● **Task description**:
Repeat the whole listing below, word for word.

● **Data shown**:
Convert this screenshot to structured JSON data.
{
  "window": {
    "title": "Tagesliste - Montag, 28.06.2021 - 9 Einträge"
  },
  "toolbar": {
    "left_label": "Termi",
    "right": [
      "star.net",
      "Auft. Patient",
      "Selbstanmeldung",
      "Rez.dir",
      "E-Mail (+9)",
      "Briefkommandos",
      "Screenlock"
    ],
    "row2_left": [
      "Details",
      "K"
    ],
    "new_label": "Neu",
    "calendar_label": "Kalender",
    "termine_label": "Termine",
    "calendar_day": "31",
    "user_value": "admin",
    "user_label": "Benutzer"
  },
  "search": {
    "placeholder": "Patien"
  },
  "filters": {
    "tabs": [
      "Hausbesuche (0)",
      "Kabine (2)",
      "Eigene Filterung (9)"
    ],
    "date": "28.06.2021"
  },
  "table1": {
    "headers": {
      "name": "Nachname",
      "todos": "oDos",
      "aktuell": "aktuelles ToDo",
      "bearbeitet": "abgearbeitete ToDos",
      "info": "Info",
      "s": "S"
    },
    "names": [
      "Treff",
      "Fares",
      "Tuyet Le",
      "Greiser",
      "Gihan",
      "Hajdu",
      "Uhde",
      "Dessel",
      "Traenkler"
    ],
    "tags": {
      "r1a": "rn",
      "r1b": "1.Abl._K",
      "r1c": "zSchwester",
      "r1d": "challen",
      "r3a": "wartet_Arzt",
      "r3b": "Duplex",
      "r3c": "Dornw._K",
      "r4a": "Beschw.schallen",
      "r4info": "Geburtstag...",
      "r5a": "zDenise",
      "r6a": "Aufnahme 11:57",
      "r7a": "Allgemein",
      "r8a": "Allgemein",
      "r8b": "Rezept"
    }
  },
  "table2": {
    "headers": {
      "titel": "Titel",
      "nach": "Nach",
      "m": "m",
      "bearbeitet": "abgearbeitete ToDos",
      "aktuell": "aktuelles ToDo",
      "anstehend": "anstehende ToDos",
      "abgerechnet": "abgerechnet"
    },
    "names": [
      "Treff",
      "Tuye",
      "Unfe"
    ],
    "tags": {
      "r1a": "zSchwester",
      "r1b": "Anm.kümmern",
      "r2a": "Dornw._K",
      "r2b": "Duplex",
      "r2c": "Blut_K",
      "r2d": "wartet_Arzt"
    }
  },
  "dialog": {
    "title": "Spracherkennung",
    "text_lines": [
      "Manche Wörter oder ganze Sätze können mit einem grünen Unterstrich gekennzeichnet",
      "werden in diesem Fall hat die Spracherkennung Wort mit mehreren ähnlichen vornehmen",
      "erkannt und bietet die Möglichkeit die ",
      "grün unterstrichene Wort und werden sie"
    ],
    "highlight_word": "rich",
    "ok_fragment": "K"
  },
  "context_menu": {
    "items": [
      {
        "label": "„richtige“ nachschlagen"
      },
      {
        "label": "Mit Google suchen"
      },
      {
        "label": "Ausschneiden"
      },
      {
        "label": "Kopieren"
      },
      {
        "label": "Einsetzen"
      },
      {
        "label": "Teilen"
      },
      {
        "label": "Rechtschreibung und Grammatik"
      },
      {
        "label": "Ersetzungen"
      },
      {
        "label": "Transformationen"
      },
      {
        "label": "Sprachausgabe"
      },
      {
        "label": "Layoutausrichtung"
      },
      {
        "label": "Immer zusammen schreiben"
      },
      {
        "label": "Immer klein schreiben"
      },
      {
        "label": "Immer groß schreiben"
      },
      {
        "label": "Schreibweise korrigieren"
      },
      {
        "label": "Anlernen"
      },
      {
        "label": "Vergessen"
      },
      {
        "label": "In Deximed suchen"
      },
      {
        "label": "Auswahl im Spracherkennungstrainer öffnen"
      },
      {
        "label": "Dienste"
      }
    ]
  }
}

● **Exercise response**:
Convert this screenshot to structured JSON data.
{
  "window": {
    "title": "Tagesliste - Montag, 28.06.2021 - 9 Einträge"
  },
  "toolbar": {
    "left_label": "Termi",
    "right": [
      "star.net",
      "Auft. Patient",
      "Selbstanmeldung",
      "Rez.dir",
      "E-Mail (+9)",
      "Briefkommandos",
      "Screenlock"
    ],
    "row2_left": [
      "Details",
      "K"
    ],
    "new_label": "Neu",
    "calendar_label": "Kalender",
    "termine_label": "Termine",
    "calendar_day": "31",
    "user_value": "admin",
    "user_label": "Benutzer"
  },
  "search": {
    "placeholder": "Patien"
  },
  "filters": {
    "tabs": [
      "Hausbesuche (0)",
      "Kabine (2)",
      "Eigene Filterung (9)"
    ],
    "date": "28.06.2021"
  },
  "table1": {
    "headers": {
      "name": "Nachname",
      "todos": "oDos",
      "aktuell": "aktuelles ToDo",
      "bearbeitet": "abgearbeitete ToDos",
      "info": "Info",
      "s": "S"
    },
    "names": [
      "Treff",
      "Fares",
      "Tuyet Le",
      "Greiser",
      "Gihan",
      "Hajdu",
      "Uhde",
      "Dessel",
      "Traenkler"
    ],
    "tags": {
      "r1a": "rn",
      "r1b": "1.Abl._K",
      "r1c": "zSchwester",
      "r1d": "challen",
      "r3a": "wartet_Arzt",
      "r3b": "Duplex",
      "r3c": "Dornw._K",
      "r4a": "Beschw.schallen",
      "r4info": "Geburtstag...",
      "r5a": "zDenise",
      "r6a": "Aufnahme 11:57",
      "r7a": "Allgemein",
      "r8a": "Allgemein",
      "r8b": "Rezept"
    }
  },
  "table2": {
    "headers": {
      "titel": "Titel",
      "nach": "Nach",
      "m": "m",
      "bearbeitet": "abgearbeitete ToDos",
      "aktuell": "aktuelles ToDo",
      "anstehend": "anstehende ToDos",
      "abgerechnet": "abgerechnet"
    },
    "names": [
      "Treff",
      "Tuye",
      "Unfe"
    ],
    "tags": {
      "r1a": "zSchwester",
      "r1b": "Anm.kümmern",
      "r2a": "Dornw._K",
      "r2b": "Duplex",
      "r2c": "Blut_K",
      "r2d": "wartet_Arzt"
    }
  },
  "dialog": {
    "title": "Spracherkennung",
    "text_lines": [
      "Manche Wörter oder ganze Sätze können mit einem grünen Unterstrich gekennzeichnet",
      "werden in diesem Fall hat die Spracherkennung Wort mit mehreren ähnlichen vornehmen",
      "erkannt und bietet die Möglichkeit die ",
      "grün unterstrichene Wort und werden sie"
    ],
    "highlight_word": "rich",
    "ok_fragment": "K"
  },
  "context_menu": {
    "items": [
      {
        "label": "„richtige“ nachschlagen"
      },
      {
        "label": "Mit Google suchen"
      },
      {
        "label": "Ausschneiden"
      },
      {
        "label": "Kopieren"
      },
      {
        "label": "Einsetzen"
      },
      {
        "label": "Teilen"
      },
      {
        "label": "Rechtschreibung und Grammatik"
      },
      {
        "label": "Ersetzungen"
      },
      {
        "label": "Transformationen"
      },
      {
        "label": "Sprachausgabe"
      },
      {
        "label": "Layoutausrichtung"
      },
      {
        "label": "Immer zusammen schreiben"
      },
      {
        "label": "Immer klein schreiben"
      },
      {
        "label": "Immer groß schreiben"
      },
      {
        "label": "Schreibweise korrigieren"
      },
      {
        "label": "Anlernen"
      },
      {
        "label": "Vergessen"
      },
      {
        "label": "In Deximed suchen"
      },
      {
        "label": "Auswahl im Spracherkennungstrainer öffnen"
      },
      {
        "label": "Dienste"
      }
    ]
  }
}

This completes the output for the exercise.